ITEMS ▸

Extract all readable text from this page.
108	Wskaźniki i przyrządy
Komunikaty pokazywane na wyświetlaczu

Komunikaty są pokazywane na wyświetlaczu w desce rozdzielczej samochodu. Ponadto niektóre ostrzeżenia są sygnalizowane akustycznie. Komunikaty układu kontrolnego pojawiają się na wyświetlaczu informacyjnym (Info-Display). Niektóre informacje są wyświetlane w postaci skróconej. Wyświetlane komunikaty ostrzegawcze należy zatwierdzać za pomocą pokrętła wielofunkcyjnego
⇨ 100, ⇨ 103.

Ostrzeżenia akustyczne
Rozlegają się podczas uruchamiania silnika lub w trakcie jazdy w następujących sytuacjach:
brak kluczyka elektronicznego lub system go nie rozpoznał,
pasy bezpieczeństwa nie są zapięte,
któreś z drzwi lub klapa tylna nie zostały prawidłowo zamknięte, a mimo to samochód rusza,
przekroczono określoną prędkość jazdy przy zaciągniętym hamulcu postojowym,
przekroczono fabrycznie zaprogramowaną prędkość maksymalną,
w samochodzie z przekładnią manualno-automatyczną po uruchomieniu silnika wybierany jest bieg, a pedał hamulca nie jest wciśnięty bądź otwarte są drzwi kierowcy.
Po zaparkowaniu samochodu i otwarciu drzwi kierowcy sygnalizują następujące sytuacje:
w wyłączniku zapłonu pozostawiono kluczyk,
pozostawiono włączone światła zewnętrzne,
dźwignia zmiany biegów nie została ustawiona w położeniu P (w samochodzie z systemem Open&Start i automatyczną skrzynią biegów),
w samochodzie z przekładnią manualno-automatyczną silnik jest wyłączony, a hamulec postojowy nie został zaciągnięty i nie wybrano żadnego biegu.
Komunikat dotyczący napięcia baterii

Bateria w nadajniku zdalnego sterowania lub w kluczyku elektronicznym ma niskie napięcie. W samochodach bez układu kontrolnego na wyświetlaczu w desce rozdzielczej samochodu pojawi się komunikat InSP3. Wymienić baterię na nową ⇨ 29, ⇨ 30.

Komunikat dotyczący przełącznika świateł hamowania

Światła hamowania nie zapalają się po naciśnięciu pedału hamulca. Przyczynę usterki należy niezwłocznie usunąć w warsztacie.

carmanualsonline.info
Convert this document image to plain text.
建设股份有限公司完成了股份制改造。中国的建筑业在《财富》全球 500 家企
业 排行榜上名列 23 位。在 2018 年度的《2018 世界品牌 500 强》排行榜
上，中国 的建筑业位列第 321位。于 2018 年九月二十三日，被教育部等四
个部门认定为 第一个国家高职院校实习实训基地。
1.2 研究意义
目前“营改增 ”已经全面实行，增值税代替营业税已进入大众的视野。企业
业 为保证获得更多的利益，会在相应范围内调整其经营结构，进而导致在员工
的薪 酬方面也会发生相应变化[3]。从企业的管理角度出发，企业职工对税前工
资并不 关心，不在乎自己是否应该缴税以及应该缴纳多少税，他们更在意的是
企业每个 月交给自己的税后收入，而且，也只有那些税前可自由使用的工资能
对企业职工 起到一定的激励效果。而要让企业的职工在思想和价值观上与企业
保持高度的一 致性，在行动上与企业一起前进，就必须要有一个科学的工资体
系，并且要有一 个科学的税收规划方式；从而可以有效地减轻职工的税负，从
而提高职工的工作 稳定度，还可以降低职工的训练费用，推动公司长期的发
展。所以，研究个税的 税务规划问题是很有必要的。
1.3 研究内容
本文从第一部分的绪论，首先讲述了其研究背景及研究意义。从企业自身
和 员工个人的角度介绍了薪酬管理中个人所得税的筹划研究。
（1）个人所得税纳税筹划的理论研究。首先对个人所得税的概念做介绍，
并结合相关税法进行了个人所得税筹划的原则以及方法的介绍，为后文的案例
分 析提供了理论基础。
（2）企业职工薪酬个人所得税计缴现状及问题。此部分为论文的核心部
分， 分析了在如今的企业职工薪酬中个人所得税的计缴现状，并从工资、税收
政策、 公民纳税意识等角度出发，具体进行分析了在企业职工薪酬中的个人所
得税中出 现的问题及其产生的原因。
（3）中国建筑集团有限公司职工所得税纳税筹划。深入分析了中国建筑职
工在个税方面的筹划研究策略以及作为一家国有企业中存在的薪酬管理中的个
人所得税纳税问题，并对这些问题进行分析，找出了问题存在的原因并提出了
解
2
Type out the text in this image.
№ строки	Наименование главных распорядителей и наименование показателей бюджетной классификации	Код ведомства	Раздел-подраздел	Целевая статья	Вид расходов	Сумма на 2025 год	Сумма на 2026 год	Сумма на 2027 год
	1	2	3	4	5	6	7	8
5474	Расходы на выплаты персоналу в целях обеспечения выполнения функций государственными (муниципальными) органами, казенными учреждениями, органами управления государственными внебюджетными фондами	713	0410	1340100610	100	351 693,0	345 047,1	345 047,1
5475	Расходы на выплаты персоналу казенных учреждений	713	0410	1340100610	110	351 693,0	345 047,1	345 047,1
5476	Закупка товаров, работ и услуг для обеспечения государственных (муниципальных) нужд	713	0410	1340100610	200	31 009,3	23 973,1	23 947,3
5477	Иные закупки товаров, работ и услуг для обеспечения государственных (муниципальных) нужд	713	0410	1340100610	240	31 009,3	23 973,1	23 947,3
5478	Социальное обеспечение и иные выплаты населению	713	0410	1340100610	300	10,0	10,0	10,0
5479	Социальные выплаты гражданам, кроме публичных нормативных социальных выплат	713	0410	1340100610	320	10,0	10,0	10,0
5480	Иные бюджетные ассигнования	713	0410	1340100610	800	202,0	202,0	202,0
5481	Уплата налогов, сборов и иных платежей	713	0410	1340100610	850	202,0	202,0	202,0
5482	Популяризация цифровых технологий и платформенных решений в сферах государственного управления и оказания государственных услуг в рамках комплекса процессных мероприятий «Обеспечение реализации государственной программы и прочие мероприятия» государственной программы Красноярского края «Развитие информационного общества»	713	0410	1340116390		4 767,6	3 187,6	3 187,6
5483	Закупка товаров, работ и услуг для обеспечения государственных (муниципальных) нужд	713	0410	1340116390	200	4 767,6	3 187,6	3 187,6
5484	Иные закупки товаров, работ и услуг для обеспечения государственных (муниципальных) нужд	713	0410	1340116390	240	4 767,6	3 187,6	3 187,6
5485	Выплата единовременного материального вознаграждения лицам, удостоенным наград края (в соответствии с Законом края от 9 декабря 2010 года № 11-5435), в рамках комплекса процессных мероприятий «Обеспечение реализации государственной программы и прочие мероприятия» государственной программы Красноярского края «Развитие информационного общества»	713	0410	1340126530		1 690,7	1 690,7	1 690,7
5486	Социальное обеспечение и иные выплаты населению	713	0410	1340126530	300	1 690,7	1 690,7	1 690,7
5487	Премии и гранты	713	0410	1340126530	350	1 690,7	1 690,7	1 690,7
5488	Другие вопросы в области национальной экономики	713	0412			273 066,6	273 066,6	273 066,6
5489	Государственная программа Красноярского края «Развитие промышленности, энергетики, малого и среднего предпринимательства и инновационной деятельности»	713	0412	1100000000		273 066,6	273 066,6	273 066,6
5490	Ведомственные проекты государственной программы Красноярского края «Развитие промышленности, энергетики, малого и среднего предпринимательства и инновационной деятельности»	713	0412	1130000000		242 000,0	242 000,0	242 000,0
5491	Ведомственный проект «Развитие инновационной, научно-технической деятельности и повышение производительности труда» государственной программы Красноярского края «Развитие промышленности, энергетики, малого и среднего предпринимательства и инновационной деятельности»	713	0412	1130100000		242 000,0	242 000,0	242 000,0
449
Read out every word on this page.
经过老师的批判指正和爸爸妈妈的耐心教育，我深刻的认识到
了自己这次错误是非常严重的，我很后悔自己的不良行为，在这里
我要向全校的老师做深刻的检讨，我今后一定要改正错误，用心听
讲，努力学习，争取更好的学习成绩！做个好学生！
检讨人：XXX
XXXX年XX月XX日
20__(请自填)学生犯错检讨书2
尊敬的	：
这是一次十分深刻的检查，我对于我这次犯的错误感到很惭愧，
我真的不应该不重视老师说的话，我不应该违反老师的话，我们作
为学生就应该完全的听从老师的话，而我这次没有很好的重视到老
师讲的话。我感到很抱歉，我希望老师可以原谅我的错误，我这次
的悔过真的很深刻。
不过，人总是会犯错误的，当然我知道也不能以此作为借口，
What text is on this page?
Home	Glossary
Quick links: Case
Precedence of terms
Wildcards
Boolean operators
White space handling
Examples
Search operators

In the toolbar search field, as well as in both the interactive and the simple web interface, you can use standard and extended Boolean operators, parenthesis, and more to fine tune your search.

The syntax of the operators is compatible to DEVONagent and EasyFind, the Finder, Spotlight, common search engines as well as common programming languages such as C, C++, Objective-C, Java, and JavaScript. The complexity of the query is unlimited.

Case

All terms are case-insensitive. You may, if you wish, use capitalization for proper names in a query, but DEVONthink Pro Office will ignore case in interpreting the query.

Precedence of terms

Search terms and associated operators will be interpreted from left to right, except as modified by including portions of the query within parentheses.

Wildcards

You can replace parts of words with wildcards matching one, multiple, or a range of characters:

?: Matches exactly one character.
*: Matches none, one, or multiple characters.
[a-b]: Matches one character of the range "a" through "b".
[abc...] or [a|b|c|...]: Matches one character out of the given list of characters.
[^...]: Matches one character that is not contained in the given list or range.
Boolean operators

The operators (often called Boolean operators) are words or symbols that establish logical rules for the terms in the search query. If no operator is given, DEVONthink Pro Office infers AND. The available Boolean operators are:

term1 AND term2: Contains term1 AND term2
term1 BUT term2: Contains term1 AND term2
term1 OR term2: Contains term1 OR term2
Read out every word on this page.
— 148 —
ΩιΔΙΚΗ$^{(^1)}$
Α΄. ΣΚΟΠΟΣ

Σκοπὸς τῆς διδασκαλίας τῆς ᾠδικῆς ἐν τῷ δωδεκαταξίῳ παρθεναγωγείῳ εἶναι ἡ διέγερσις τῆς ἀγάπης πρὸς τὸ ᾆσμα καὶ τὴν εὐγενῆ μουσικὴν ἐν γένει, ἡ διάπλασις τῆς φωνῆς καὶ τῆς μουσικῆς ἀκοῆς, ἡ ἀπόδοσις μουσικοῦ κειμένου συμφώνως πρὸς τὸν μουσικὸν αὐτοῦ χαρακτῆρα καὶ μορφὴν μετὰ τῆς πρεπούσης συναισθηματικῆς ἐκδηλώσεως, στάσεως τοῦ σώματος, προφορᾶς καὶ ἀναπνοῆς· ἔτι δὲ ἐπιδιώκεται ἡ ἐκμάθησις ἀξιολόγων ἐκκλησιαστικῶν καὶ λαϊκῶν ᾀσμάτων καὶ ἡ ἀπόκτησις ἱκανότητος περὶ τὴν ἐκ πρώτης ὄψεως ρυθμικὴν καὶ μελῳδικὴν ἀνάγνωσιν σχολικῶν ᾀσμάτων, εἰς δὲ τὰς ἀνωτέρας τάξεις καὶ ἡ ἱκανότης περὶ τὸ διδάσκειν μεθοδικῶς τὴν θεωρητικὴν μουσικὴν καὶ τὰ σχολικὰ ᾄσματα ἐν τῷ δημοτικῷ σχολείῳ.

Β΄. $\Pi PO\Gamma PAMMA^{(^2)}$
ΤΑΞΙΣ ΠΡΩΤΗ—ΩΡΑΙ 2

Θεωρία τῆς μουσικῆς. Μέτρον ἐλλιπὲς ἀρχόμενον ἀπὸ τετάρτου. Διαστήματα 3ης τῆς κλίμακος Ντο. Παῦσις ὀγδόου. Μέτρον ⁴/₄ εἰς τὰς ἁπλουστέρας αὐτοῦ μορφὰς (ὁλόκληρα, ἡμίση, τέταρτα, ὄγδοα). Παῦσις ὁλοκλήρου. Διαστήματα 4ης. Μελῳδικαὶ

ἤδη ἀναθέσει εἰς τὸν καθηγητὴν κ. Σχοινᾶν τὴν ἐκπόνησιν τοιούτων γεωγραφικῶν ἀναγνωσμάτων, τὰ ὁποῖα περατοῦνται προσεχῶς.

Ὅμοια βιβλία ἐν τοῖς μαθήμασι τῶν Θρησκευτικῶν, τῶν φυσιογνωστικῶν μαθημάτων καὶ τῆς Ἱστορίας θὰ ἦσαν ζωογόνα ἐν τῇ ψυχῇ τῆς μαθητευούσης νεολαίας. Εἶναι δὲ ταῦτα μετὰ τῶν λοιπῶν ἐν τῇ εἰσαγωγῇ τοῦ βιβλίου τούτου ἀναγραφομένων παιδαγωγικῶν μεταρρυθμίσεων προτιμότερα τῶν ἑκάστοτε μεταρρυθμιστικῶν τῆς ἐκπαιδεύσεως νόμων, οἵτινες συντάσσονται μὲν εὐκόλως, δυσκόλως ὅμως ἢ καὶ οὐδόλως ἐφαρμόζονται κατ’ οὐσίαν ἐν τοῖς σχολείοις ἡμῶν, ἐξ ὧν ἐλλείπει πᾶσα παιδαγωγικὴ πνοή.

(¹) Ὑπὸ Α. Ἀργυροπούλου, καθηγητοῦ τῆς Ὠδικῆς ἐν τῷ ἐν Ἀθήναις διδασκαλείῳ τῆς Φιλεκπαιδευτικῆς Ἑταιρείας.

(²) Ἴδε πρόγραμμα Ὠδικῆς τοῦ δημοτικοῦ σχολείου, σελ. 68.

TASK BRIEF ▸ Using the material above, report each line where "wyświetlaczu" occurs.

ANSWER ▸
Komunikaty pokazywane na wyświetlaczu
Komunikaty są pokazywane na wyświetlaczu w desce rozdzielczej samochodu. Ponadto niektóre ostrzeżenia są sygnalizowane akustycznie. Komunikaty układu kontrolnego pojawiają się na wyświetlaczu informacyjnym (Info-Display). Niektóre informacje są wyświetlane w postaci skróconej. Wyświetlane komunikaty ostrzegawcze należy zatwierdzać za pomocą pokrętła wielofunkcyjnego
Bateria w nadajniku zdalnego sterowania lub w kluczyku elektronicznym ma niskie napięcie. W samochodach bez układu kontrolnego na wyświetlaczu w desce rozdzielczej samochodu pojawi się komunikat InSP3. Wymienić baterię na nową ⇨ 29, ⇨ 30.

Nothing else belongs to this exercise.